━━━━━ AVAILABLE DATA ━━━━━

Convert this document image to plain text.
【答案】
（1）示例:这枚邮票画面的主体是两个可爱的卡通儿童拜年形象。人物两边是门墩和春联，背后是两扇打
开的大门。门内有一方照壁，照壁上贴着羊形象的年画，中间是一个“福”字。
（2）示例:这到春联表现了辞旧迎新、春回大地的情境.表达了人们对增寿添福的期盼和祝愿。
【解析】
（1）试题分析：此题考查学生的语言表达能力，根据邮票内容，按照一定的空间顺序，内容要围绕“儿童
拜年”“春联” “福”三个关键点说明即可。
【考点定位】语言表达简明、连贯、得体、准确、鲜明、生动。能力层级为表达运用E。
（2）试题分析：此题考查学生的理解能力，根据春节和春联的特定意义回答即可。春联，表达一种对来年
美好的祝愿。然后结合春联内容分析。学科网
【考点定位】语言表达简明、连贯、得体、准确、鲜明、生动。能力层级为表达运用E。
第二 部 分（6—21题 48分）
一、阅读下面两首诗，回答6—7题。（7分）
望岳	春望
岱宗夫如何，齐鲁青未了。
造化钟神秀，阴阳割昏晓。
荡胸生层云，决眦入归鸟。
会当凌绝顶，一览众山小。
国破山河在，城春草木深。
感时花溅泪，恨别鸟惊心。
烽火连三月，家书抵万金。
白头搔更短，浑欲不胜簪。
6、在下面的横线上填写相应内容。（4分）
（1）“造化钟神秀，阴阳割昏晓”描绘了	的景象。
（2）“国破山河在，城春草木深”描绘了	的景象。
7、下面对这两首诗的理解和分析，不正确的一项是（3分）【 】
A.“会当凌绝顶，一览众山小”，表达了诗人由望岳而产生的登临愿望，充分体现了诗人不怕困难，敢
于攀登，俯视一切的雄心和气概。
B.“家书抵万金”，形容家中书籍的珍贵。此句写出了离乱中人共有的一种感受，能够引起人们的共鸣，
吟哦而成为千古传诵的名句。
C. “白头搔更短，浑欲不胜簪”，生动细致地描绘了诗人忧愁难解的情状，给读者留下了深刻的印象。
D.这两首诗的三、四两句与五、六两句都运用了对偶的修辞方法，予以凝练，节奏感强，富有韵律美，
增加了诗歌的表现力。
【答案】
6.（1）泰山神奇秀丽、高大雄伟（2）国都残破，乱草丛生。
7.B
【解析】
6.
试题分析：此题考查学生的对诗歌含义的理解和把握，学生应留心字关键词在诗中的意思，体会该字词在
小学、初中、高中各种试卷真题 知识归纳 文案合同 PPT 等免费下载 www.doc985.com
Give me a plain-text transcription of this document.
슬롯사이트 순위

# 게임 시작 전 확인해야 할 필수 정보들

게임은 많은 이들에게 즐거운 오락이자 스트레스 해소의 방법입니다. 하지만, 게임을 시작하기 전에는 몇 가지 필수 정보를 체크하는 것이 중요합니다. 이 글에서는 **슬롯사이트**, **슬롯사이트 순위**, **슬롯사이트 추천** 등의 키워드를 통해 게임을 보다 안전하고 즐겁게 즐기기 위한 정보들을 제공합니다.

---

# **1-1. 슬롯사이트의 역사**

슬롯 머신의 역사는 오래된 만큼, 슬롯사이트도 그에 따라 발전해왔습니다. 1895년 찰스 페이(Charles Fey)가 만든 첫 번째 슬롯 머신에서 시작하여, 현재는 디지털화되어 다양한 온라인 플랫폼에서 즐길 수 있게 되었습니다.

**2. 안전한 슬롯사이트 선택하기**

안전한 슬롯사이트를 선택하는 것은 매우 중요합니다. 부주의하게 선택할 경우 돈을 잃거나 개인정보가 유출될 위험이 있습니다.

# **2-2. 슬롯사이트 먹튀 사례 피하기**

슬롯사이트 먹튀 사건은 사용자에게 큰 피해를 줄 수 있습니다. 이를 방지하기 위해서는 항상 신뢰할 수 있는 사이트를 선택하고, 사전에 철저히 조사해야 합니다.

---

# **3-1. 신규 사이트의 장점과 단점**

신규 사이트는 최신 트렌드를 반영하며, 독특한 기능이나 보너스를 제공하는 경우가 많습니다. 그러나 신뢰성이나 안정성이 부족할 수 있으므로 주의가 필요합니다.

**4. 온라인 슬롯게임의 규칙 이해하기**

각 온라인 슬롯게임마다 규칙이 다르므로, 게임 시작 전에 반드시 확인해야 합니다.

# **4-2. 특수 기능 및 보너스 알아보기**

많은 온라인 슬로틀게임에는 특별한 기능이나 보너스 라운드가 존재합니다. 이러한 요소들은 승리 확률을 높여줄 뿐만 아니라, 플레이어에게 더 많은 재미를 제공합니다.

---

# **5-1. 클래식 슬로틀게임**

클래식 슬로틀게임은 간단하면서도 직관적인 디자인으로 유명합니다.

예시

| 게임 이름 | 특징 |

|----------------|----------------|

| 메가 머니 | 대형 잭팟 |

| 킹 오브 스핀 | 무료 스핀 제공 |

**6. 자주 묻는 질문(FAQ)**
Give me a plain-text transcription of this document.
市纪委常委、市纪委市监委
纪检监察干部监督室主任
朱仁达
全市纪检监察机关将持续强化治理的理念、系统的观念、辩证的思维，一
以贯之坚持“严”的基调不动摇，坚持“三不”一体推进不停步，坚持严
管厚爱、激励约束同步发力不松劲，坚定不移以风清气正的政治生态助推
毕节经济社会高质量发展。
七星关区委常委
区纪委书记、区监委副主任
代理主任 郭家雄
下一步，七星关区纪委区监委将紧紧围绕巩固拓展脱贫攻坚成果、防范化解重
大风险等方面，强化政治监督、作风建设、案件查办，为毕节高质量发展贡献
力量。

━━━━━

- _EXERCISE PROMPT_: Go through the records. Copy each line where "기능이나" appears.

- _REPLY TO THE TASK_:
신규 사이트는 최신 트렌드를 반영하며, 독특한 기능이나 보너스를 제공하는 경우가 많습니다. 그러나 신뢰성이나 안정성이 부족할 수 있으므로 주의가 필요합니다.
많은 온라인 슬로틀게임에는 특별한 기능이나 보너스 라운드가 존재합니다. 이러한 요소들은 승리 확률을 높여줄 뿐만 아니라, 플레이어에게 더 많은 재미를 제공합니다.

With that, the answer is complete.